**EXERCISE INSTRUCTIONS**
Recast every row as a Markdown table with two columns, Row and Text, giving each line its number and skipping blank lines. Leave the pictures out of the answer.

**MATERIAL PROVIDED**
════════
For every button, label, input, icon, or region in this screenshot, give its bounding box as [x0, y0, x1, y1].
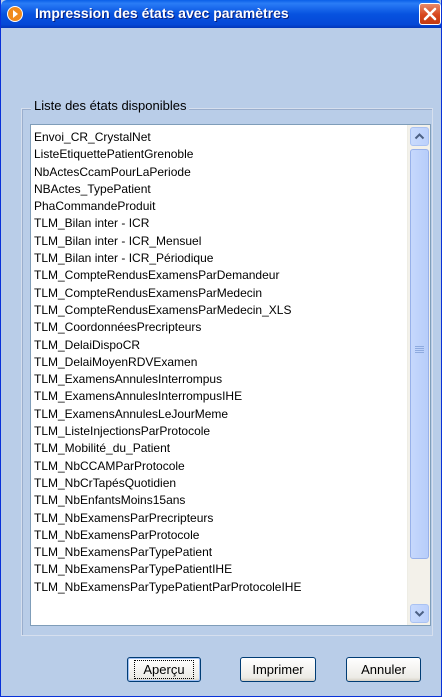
dialog-window: Impression des états avec paramètres Lis… [0, 0, 442, 697]
window-title: Impression des états avec paramètres [35, 5, 289, 21]
reports-listbox[interactable]: Envoi_CR_CrystalNet ListeEtiquettePatient… [30, 124, 431, 626]
scroll-up-button[interactable] [410, 127, 429, 146]
list-item[interactable]: TLM_NbExamensParProtocole [31, 527, 407, 544]
list-item[interactable]: ListeEtiquettePatientGrenoble [31, 146, 407, 163]
vertical-scrollbar[interactable] [407, 125, 430, 625]
list-item[interactable]: TLM_NbExamensParPrecripteurs [31, 510, 407, 527]
list-item[interactable]: TLM_CompteRendusExamensParMedecin [31, 285, 407, 302]
cancel-button[interactable]: Annuler [346, 657, 421, 682]
list-item[interactable]: TLM_NbExamensParTypePatientParProtocoleI… [31, 579, 407, 596]
chevron-down-icon [414, 610, 425, 617]
list-item[interactable]: TLM_Bilan inter - ICR [31, 215, 407, 232]
list-item[interactable]: TLM_ListeInjectionsParProtocole [31, 423, 407, 440]
list-item[interactable]: NbActesCcamPourLaPeriode [31, 164, 407, 181]
list-item[interactable]: TLM_DelaiDispoCR [31, 337, 407, 354]
list-item[interactable]: TLM_Bilan inter - ICR_Périodique [31, 250, 407, 267]
list-item[interactable]: TLM_Bilan inter - ICR_Mensuel [31, 233, 407, 250]
reports-list: Envoi_CR_CrystalNet ListeEtiquettePatient… [31, 129, 407, 596]
grip-icon [415, 346, 424, 354]
list-item[interactable]: TLM_DelaiMoyenRDVExamen [31, 354, 407, 371]
list-item[interactable]: TLM_CoordonnéesPrecripteurs [31, 319, 407, 336]
preview-button[interactable]: Aperçu [127, 657, 201, 682]
list-item[interactable]: TLM_NbCCAMParProtocole [31, 458, 407, 475]
chevron-up-icon [414, 133, 425, 140]
list-item[interactable]: TLM_NbEnfantsMoins15ans [31, 492, 407, 509]
list-item[interactable]: TLM_Mobilité_du_Patient [31, 440, 407, 457]
list-item[interactable]: TLM_CompteRendusExamensParDemandeur [31, 267, 407, 284]
list-item[interactable]: TLM_NbExamensParTypePatient [31, 544, 407, 561]
groupbox-label: Liste des états disponibles [31, 98, 190, 113]
preview-button-label: Aperçu [134, 660, 194, 679]
scrollbar-thumb[interactable] [410, 149, 429, 559]
app-icon [7, 6, 23, 22]
list-item[interactable]: NBActes_TypePatient [31, 181, 407, 198]
scroll-down-button[interactable] [410, 604, 429, 623]
list-item[interactable]: Envoi_CR_CrystalNet [31, 129, 407, 146]
list-item[interactable]: TLM_ExamensAnnulesInterrompusIHE [31, 388, 407, 405]
list-item[interactable]: TLM_NbCrTapésQuotidien [31, 475, 407, 492]
list-item[interactable]: TLM_CompteRendusExamensParMedecin_XLS [31, 302, 407, 319]
close-button[interactable] [419, 3, 441, 25]
list-item[interactable]: TLM_NbExamensParTypePatientIHE [31, 561, 407, 578]
list-item[interactable]: TLM_ExamensAnnulesLeJourMeme [31, 406, 407, 423]
title-bar[interactable]: Impression des états avec paramètres [1, 0, 441, 28]
close-icon [423, 7, 437, 21]
list-item[interactable]: PhaCommandeProduit [31, 198, 407, 215]
list-item[interactable]: TLM_ExamensAnnulesInterrompus [31, 371, 407, 388]
print-button[interactable]: Imprimer [240, 657, 316, 682]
════════
**ANSWER FOR THE TASK**
| Row | Text |
|---|---|
| 1 | For every button, label, input, icon, or region in this screenshot, give its bounding box as [x0, y0, x1, y1]. |
| 2 | dialog-window: Impression des états avec paramètres Lis… [0, 0, 442, 697] |
| 3 | window-title: Impression des états avec paramètres [35, 5, 289, 21] |
| 4 | reports-listbox[interactable]: Envoi_CR_CrystalNet ListeEtiquettePatient… [30, 124, 431, 626] |
| 5 | scroll-up-button[interactable] [410, 127, 429, 146] |
| 6 | list-item[interactable]: TLM_NbExamensParProtocole [31, 527, 407, 544] |
| 7 | list-item[interactable]: ListeEtiquettePatientGrenoble [31, 146, 407, 163] |
| 8 | vertical-scrollbar[interactable] [407, 125, 430, 625] |
| 9 | list-item[interactable]: TLM_NbExamensParPrecripteurs [31, 510, 407, 527] |
| 10 | list-item[interactable]: TLM_CompteRendusExamensParMedecin [31, 285, 407, 302] |
| 11 | cancel-button[interactable]: Annuler [346, 657, 421, 682] |
| 12 | list-item[interactable]: TLM_NbExamensParTypePatientParProtocoleI… [31, 579, 407, 596] |
| 13 | chevron-down-icon [414, 610, 425, 617] |
| 14 | list-item[interactable]: TLM_Bilan inter - ICR [31, 215, 407, 232] |
| 15 | list-item[interactable]: TLM_ListeInjectionsParProtocole [31, 423, 407, 440] |
| 16 | list-item[interactable]: NbActesCcamPourLaPeriode [31, 164, 407, 181] |
| 17 | list-item[interactable]: TLM_DelaiDispoCR [31, 337, 407, 354] |
| 18 | list-item[interactable]: TLM_Bilan inter - ICR_Périodique [31, 250, 407, 267] |
| 19 | list-item[interactable]: TLM_Bilan inter - ICR_Mensuel [31, 233, 407, 250] |
| 20 | reports-list: Envoi_CR_CrystalNet ListeEtiquettePatient… [31, 129, 407, 596] |
| 21 | grip-icon [415, 346, 424, 354] |
| 22 | list-item[interactable]: TLM_DelaiMoyenRDVExamen [31, 354, 407, 371] |
| 23 | list-item[interactable]: TLM_CoordonnéesPrecripteurs [31, 319, 407, 336] |
| 24 | preview-button[interactable]: Aperçu [127, 657, 201, 682] |
| 25 | list-item[interactable]: TLM_NbCCAMParProtocole [31, 458, 407, 475] |
| 26 | chevron-up-icon [414, 133, 425, 140] |
| 27 | list-item[interactable]: TLM_NbEnfantsMoins15ans [31, 492, 407, 509] |
| 28 | list-item[interactable]: TLM_Mobilité_du_Patient [31, 440, 407, 457] |
| 29 | list-item[interactable]: TLM_CompteRendusExamensParDemandeur [31, 267, 407, 284] |
| 30 | list-item[interactable]: TLM_NbExamensParTypePatient [31, 544, 407, 561] |
| 31 | groupbox-label: Liste des états disponibles [31, 98, 190, 113] |
| 32 | preview-button-label: Aperçu [134, 660, 194, 679] |
| 33 | scrollbar-thumb[interactable] [410, 149, 429, 559] |
| 34 | app-icon [7, 6, 23, 22] |
| 35 | list-item[interactable]: NBActes_TypePatient [31, 181, 407, 198] |
| 36 | scroll-down-button[interactable] [410, 604, 429, 623] |
| 37 | list-item[interactable]: Envoi_CR_CrystalNet [31, 129, 407, 146] |
| 38 | list-item[interactable]: TLM_ExamensAnnulesInterrompusIHE [31, 388, 407, 405] |
| 39 | list-item[interactable]: TLM_NbCrTapésQuotidien [31, 475, 407, 492] |
| 40 | list-item[interactable]: TLM_CompteRendusExamensParMedecin_XLS [31, 302, 407, 319] |
| 41 | close-button[interactable] [419, 3, 441, 25] |
| 42 | list-item[interactable]: TLM_NbExamensParTypePatientIHE [31, 561, 407, 578] |
| 43 | list-item[interactable]: TLM_ExamensAnnulesLeJourMeme [31, 406, 407, 423] |
| 44 | title-bar[interactable]: Impression des états avec paramètres [1, 0, 441, 28] |
| 45 | close-icon [423, 7, 437, 21] |
| 46 | list-item[interactable]: PhaCommandeProduit [31, 198, 407, 215] |
| 47 | list-item[interactable]: TLM_ExamensAnnulesInterrompus [31, 371, 407, 388] |
| 48 | print-button[interactable]: Imprimer [240, 657, 316, 682] |